DATA TO USE -
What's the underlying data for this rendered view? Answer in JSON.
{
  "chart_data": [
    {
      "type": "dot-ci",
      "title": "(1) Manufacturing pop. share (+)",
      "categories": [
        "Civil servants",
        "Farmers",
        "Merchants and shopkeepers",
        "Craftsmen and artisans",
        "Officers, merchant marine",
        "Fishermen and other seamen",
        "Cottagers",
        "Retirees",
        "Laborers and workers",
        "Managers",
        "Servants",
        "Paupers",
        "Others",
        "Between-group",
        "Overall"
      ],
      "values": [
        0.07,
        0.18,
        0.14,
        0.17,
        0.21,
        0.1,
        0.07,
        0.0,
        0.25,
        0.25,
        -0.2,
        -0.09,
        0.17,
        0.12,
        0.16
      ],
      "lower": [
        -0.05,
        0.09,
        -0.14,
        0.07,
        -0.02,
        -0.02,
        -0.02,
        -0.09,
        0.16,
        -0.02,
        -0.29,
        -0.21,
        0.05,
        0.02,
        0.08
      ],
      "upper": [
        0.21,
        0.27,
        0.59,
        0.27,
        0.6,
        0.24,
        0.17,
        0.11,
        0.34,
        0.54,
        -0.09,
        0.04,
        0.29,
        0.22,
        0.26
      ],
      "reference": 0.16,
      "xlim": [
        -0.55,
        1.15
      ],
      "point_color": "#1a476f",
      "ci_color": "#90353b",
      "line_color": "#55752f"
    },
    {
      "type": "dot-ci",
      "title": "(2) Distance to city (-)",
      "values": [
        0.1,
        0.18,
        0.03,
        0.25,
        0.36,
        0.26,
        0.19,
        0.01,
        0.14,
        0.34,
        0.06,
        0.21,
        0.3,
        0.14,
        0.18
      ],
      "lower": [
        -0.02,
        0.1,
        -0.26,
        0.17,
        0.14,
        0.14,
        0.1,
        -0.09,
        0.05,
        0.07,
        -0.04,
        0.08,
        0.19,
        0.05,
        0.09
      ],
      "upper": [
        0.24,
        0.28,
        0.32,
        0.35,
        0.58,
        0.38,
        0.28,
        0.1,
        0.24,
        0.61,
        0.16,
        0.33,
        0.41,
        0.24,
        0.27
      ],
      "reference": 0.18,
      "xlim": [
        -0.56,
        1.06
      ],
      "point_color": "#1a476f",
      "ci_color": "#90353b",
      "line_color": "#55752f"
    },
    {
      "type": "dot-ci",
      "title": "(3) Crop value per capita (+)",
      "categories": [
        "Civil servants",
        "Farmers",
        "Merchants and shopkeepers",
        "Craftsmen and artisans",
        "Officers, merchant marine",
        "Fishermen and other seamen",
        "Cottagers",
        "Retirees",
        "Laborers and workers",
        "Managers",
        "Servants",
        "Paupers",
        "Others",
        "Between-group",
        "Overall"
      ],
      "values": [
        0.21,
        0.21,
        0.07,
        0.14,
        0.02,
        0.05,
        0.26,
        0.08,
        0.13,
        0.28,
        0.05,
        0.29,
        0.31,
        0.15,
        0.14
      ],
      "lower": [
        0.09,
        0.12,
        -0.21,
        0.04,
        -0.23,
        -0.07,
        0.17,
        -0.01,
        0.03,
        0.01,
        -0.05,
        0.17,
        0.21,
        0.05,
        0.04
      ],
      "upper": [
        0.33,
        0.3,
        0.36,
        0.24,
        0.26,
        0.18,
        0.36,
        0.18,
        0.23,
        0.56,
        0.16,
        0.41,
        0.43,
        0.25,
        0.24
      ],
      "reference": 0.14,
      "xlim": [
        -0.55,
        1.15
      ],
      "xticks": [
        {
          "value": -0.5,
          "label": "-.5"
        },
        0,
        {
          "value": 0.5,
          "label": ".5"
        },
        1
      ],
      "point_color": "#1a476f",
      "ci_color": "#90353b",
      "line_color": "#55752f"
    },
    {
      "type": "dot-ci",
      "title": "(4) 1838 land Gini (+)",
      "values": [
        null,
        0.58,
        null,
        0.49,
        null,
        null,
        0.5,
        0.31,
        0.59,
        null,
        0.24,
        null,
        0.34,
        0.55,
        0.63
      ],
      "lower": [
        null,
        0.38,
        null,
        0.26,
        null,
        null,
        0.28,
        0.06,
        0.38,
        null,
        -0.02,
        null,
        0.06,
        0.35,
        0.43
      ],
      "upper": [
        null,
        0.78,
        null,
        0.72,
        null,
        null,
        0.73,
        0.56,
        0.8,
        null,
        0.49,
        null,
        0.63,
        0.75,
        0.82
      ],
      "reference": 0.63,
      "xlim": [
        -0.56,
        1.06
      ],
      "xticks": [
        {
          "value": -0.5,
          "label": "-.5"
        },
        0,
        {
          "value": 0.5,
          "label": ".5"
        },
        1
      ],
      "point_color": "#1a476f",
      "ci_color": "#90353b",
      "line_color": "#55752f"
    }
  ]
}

INSTRUCTIONS TO FOLLOW - Extract the complete listing above, reproducing each line exactly.

EXERCISE ANSWER -
What's the underlying data for this rendered view? Answer in JSON.
{
  "chart_data": [
    {
      "type": "dot-ci",
      "title": "(1) Manufacturing pop. share (+)",
      "categories": [
        "Civil servants",
        "Farmers",
        "Merchants and shopkeepers",
        "Craftsmen and artisans",
        "Officers, merchant marine",
        "Fishermen and other seamen",
        "Cottagers",
        "Retirees",
        "Laborers and workers",
        "Managers",
        "Servants",
        "Paupers",
        "Others",
        "Between-group",
        "Overall"
      ],
      "values": [
        0.07,
        0.18,
        0.14,
        0.17,
        0.21,
        0.1,
        0.07,
        0.0,
        0.25,
        0.25,
        -0.2,
        -0.09,
        0.17,
        0.12,
        0.16
      ],
      "lower": [
        -0.05,
        0.09,
        -0.14,
        0.07,
        -0.02,
        -0.02,
        -0.02,
        -0.09,
        0.16,
        -0.02,
        -0.29,
        -0.21,
        0.05,
        0.02,
        0.08
      ],
      "upper": [
        0.21,
        0.27,
        0.59,
        0.27,
        0.6,
        0.24,
        0.17,
        0.11,
        0.34,
        0.54,
        -0.09,
        0.04,
        0.29,
        0.22,
        0.26
      ],
      "reference": 0.16,
      "xlim": [
        -0.55,
        1.15
      ],
      "point_color": "#1a476f",
      "ci_color": "#90353b",
      "line_color": "#55752f"
    },
    {
      "type": "dot-ci",
      "title": "(2) Distance to city (-)",
      "values": [
        0.1,
        0.18,
        0.03,
        0.25,
        0.36,
        0.26,
        0.19,
        0.01,
        0.14,
        0.34,
        0.06,
        0.21,
        0.3,
        0.14,
        0.18
      ],
      "lower": [
        -0.02,
        0.1,
        -0.26,
        0.17,
        0.14,
        0.14,
        0.1,
        -0.09,
        0.05,
        0.07,
        -0.04,
        0.08,
        0.19,
        0.05,
        0.09
      ],
      "upper": [
        0.24,
        0.28,
        0.32,
        0.35,
        0.58,
        0.38,
        0.28,
        0.1,
        0.24,
        0.61,
        0.16,
        0.33,
        0.41,
        0.24,
        0.27
      ],
      "reference": 0.18,
      "xlim": [
        -0.56,
        1.06
      ],
      "point_color": "#1a476f",
      "ci_color": "#90353b",
      "line_color": "#55752f"
    },
    {
      "type": "dot-ci",
      "title": "(3) Crop value per capita (+)",
      "categories": [
        "Civil servants",
        "Farmers",
        "Merchants and shopkeepers",
        "Craftsmen and artisans",
        "Officers, merchant marine",
        "Fishermen and other seamen",
        "Cottagers",
        "Retirees",
        "Laborers and workers",
        "Managers",
        "Servants",
        "Paupers",
        "Others",
        "Between-group",
        "Overall"
      ],
      "values": [
        0.21,
        0.21,
        0.07,
        0.14,
        0.02,
        0.05,
        0.26,
        0.08,
        0.13,
        0.28,
        0.05,
        0.29,
        0.31,
        0.15,
        0.14
      ],
      "lower": [
        0.09,
        0.12,
        -0.21,
        0.04,
        -0.23,
        -0.07,
        0.17,
        -0.01,
        0.03,
        0.01,
        -0.05,
        0.17,
        0.21,
        0.05,
        0.04
      ],
      "upper": [
        0.33,
        0.3,
        0.36,
        0.24,
        0.26,
        0.18,
        0.36,
        0.18,
        0.23,
        0.56,
        0.16,
        0.41,
        0.43,
        0.25,
        0.24
      ],
      "reference": 0.14,
      "xlim": [
        -0.55,
        1.15
      ],
      "xticks": [
        {
          "value": -0.5,
          "label": "-.5"
        },
        0,
        {
          "value": 0.5,
          "label": ".5"
        },
        1
      ],
      "point_color": "#1a476f",
      "ci_color": "#90353b",
      "line_color": "#55752f"
    },
    {
      "type": "dot-ci",
      "title": "(4) 1838 land Gini (+)",
      "values": [
        null,
        0.58,
        null,
        0.49,
        null,
        null,
        0.5,
        0.31,
        0.59,
        null,
        0.24,
        null,
        0.34,
        0.55,
        0.63
      ],
      "lower": [
        null,
        0.38,
        null,
        0.26,
        null,
        null,
        0.28,
        0.06,
        0.38,
        null,
        -0.02,
        null,
        0.06,
        0.35,
        0.43
      ],
      "upper": [
        null,
        0.78,
        null,
        0.72,
        null,
        null,
        0.73,
        0.56,
        0.8,
        null,
        0.49,
        null,
        0.63,
        0.75,
        0.82
      ],
      "reference": 0.63,
      "xlim": [
        -0.56,
        1.06
      ],
      "xticks": [
        {
          "value": -0.5,
          "label": "-.5"
        },
        0,
        {
          "value": 0.5,
          "label": ".5"
        },
        1
      ],
      "point_color": "#1a476f",
      "ci_color": "#90353b",
      "line_color": "#55752f"
    }
  ]
}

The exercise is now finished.